▸ **Input records**:

╔══

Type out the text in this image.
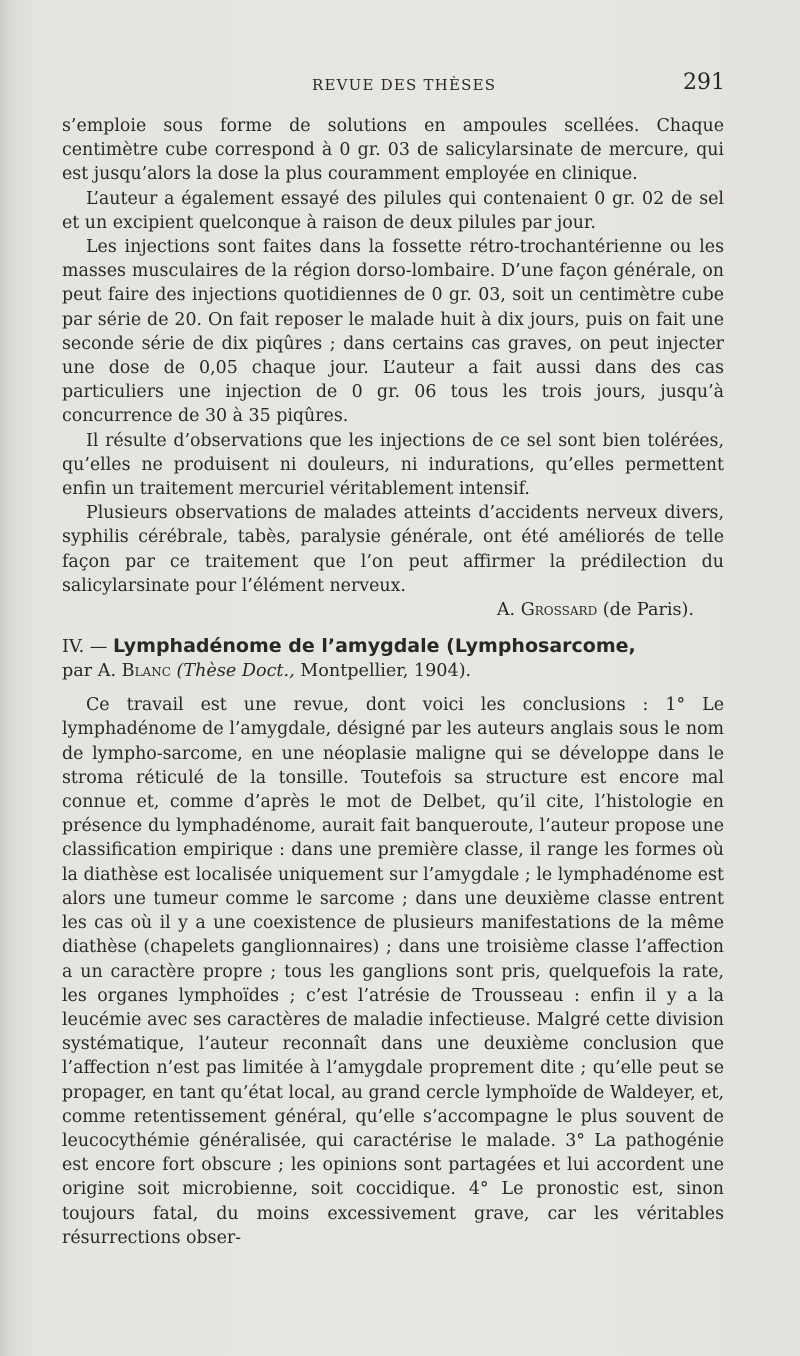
REVUE DES THÈSES	291

s’emploie sous forme de solutions en ampoules scellées. Chaque centimètre cube correspond à 0 gr. 03 de salicylarsinate de mercure, qui est jusqu’alors la dose la plus couramment employée en clinique.

L’auteur a également essayé des pilules qui contenaient 0 gr. 02 de sel et un excipient quelconque à raison de deux pilules par jour.

Les injections sont faites dans la fossette rétro-trochantérienne ou les masses musculaires de la région dorso-lombaire. D’une façon générale, on peut faire des injections quotidiennes de 0 gr. 03, soit un centimètre cube par série de 20. On fait reposer le malade huit à dix jours, puis on fait une seconde série de dix piqûres ; dans certains cas graves, on peut injecter une dose de 0,05 chaque jour. L’auteur a fait aussi dans des cas particuliers une injection de 0 gr. 06 tous les trois jours, jusqu’à concurrence de 30 à 35 piqûres.

Il résulte d’observations que les injections de ce sel sont bien tolérées, qu’elles ne produisent ni douleurs, ni indurations, qu’elles permettent enfin un traitement mercuriel véritablement intensif.

Plusieurs observations de malades atteints d’accidents nerveux divers, syphilis cérébrale, tabès, paralysie générale, ont été améliorés de telle façon par ce traitement que l’on peut affirmer la prédilection du salicylarsinate pour l’élément nerveux.

A. Grossard (de Paris).

IV. — Lymphadénome de l’amygdale (Lymphosarcome,
par A. Blanc (Thèse Doct., Montpellier, 1904).

Ce travail est une revue, dont voici les conclusions : 1° Le lymphadénome de l’amygdale, désigné par les auteurs anglais sous le nom de lympho-sarcome, en une néoplasie maligne qui se développe dans le stroma réticulé de la tonsille. Toutefois sa structure est encore mal connue et, comme d’après le mot de Delbet, qu’il cite, l’histologie en présence du lymphadénome, aurait fait banqueroute, l’auteur propose une classification empirique : dans une première classe, il range les formes où la diathèse est localisée uniquement sur l’amygdale ; le lymphadénome est alors une tumeur comme le sarcome ; dans une deuxième classe entrent les cas où il y a une coexistence de plusieurs manifestations de la même diathèse (chapelets ganglionnaires) ; dans une troisième classe l’affection a un caractère propre ; tous les ganglions sont pris, quelquefois la rate, les organes lymphoïdes ; c’est l’atrésie de Trousseau : enfin il y a la leucémie avec ses caractères de maladie infectieuse. Malgré cette division systématique, l’auteur reconnaît dans une deuxième conclusion que l’affection n’est pas limitée à l’amygdale proprement dite ; qu’elle peut se propager, en tant qu’état local, au grand cercle lymphoïde de Waldeyer, et, comme retentissement général, qu’elle s’accompagne le plus souvent de leucocythémie généralisée, qui caractérise le malade. 3° La pathogénie est encore fort obscure ; les opinions sont partagées et lui accordent une origine soit microbienne, soit coccidique. 4° Le pronostic est, sinon toujours fatal, du moins excessivement grave, car les véritables résurrections obser-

╚══

▸ **Work to be completed**: From the material above, copy everything exactly but the pictures.

▸ **Expected answer**:
Type out the text in this image.
REVUE DES THÈSES	291

s’emploie sous forme de solutions en ampoules scellées. Chaque centimètre cube correspond à 0 gr. 03 de salicylarsinate de mercure, qui est jusqu’alors la dose la plus couramment employée en clinique.

L’auteur a également essayé des pilules qui contenaient 0 gr. 02 de sel et un excipient quelconque à raison de deux pilules par jour.

Les injections sont faites dans la fossette rétro-trochantérienne ou les masses musculaires de la région dorso-lombaire. D’une façon générale, on peut faire des injections quotidiennes de 0 gr. 03, soit un centimètre cube par série de 20. On fait reposer le malade huit à dix jours, puis on fait une seconde série de dix piqûres ; dans certains cas graves, on peut injecter une dose de 0,05 chaque jour. L’auteur a fait aussi dans des cas particuliers une injection de 0 gr. 06 tous les trois jours, jusqu’à concurrence de 30 à 35 piqûres.

Il résulte d’observations que les injections de ce sel sont bien tolérées, qu’elles ne produisent ni douleurs, ni indurations, qu’elles permettent enfin un traitement mercuriel véritablement intensif.

Plusieurs observations de malades atteints d’accidents nerveux divers, syphilis cérébrale, tabès, paralysie générale, ont été améliorés de telle façon par ce traitement que l’on peut affirmer la prédilection du salicylarsinate pour l’élément nerveux.

A. Grossard (de Paris).

IV. — Lymphadénome de l’amygdale (Lymphosarcome,
par A. Blanc (Thèse Doct., Montpellier, 1904).

Ce travail est une revue, dont voici les conclusions : 1° Le lymphadénome de l’amygdale, désigné par les auteurs anglais sous le nom de lympho-sarcome, en une néoplasie maligne qui se développe dans le stroma réticulé de la tonsille. Toutefois sa structure est encore mal connue et, comme d’après le mot de Delbet, qu’il cite, l’histologie en présence du lymphadénome, aurait fait banqueroute, l’auteur propose une classification empirique : dans une première classe, il range les formes où la diathèse est localisée uniquement sur l’amygdale ; le lymphadénome est alors une tumeur comme le sarcome ; dans une deuxième classe entrent les cas où il y a une coexistence de plusieurs manifestations de la même diathèse (chapelets ganglionnaires) ; dans une troisième classe l’affection a un caractère propre ; tous les ganglions sont pris, quelquefois la rate, les organes lymphoïdes ; c’est l’atrésie de Trousseau : enfin il y a la leucémie avec ses caractères de maladie infectieuse. Malgré cette division systématique, l’auteur reconnaît dans une deuxième conclusion que l’affection n’est pas limitée à l’amygdale proprement dite ; qu’elle peut se propager, en tant qu’état local, au grand cercle lymphoïde de Waldeyer, et, comme retentissement général, qu’elle s’accompagne le plus souvent de leucocythémie généralisée, qui caractérise le malade. 3° La pathogénie est encore fort obscure ; les opinions sont partagées et lui accordent une origine soit microbienne, soit coccidique. 4° Le pronostic est, sinon toujours fatal, du moins excessivement grave, car les véritables résurrections obser-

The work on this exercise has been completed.